■ PROBLEM STATEMENT ■
Omit every picture and write out the rest of the records exactly.

■ MATERIAL FOR THIS EXERCISE ■
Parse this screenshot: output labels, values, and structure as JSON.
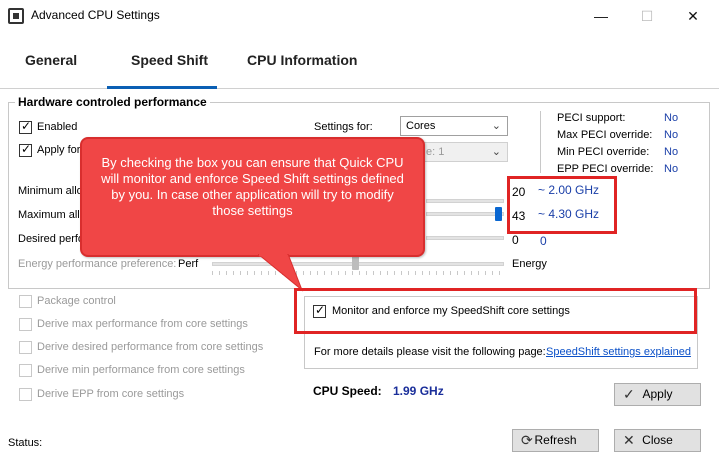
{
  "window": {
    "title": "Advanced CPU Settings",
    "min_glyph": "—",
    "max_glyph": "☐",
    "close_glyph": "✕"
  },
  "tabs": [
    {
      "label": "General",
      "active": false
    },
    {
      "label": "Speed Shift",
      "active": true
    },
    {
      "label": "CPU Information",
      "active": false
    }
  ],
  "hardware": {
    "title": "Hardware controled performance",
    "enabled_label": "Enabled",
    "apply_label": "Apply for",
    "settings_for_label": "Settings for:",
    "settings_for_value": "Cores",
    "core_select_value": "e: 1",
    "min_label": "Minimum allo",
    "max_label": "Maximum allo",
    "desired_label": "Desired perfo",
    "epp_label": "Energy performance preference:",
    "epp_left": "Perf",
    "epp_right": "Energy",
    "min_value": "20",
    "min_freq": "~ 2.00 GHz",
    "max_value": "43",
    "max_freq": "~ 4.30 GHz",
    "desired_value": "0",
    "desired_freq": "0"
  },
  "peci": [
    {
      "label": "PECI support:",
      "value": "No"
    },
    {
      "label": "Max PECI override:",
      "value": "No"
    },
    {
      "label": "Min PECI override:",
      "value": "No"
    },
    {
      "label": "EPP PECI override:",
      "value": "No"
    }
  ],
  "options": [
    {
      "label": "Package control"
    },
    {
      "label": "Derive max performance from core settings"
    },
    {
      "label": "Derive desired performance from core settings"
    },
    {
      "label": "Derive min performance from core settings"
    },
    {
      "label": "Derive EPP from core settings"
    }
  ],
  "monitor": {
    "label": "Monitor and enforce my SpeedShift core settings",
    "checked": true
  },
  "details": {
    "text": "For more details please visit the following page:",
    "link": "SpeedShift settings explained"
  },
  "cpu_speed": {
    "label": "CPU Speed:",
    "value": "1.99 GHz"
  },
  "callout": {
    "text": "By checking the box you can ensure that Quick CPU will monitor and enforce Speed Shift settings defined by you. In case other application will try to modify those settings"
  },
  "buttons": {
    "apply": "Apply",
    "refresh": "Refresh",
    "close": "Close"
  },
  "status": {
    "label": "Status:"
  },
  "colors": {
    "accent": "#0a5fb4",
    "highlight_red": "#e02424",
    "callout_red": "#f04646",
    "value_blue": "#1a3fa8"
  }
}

■ EXERCISE ANSWER ■
Parse this screenshot: output labels, values, and structure as JSON.
{
  "window": {
    "title": "Advanced CPU Settings",
    "min_glyph": "—",
    "max_glyph": "☐",
    "close_glyph": "✕"
  },
  "tabs": [
    {
      "label": "General",
      "active": false
    },
    {
      "label": "Speed Shift",
      "active": true
    },
    {
      "label": "CPU Information",
      "active": false
    }
  ],
  "hardware": {
    "title": "Hardware controled performance",
    "enabled_label": "Enabled",
    "apply_label": "Apply for",
    "settings_for_label": "Settings for:",
    "settings_for_value": "Cores",
    "core_select_value": "e: 1",
    "min_label": "Minimum allo",
    "max_label": "Maximum allo",
    "desired_label": "Desired perfo",
    "epp_label": "Energy performance preference:",
    "epp_left": "Perf",
    "epp_right": "Energy",
    "min_value": "20",
    "min_freq": "~ 2.00 GHz",
    "max_value": "43",
    "max_freq": "~ 4.30 GHz",
    "desired_value": "0",
    "desired_freq": "0"
  },
  "peci": [
    {
      "label": "PECI support:",
      "value": "No"
    },
    {
      "label": "Max PECI override:",
      "value": "No"
    },
    {
      "label": "Min PECI override:",
      "value": "No"
    },
    {
      "label": "EPP PECI override:",
      "value": "No"
    }
  ],
  "options": [
    {
      "label": "Package control"
    },
    {
      "label": "Derive max performance from core settings"
    },
    {
      "label": "Derive desired performance from core settings"
    },
    {
      "label": "Derive min performance from core settings"
    },
    {
      "label": "Derive EPP from core settings"
    }
  ],
  "monitor": {
    "label": "Monitor and enforce my SpeedShift core settings",
    "checked": true
  },
  "details": {
    "text": "For more details please visit the following page:",
    "link": "SpeedShift settings explained"
  },
  "cpu_speed": {
    "label": "CPU Speed:",
    "value": "1.99 GHz"
  },
  "callout": {
    "text": "By checking the box you can ensure that Quick CPU will monitor and enforce Speed Shift settings defined by you. In case other application will try to modify those settings"
  },
  "buttons": {
    "apply": "Apply",
    "refresh": "Refresh",
    "close": "Close"
  },
  "status": {
    "label": "Status:"
  },
  "colors": {
    "accent": "#0a5fb4",
    "highlight_red": "#e02424",
    "callout_red": "#f04646",
    "value_blue": "#1a3fa8"
  }
}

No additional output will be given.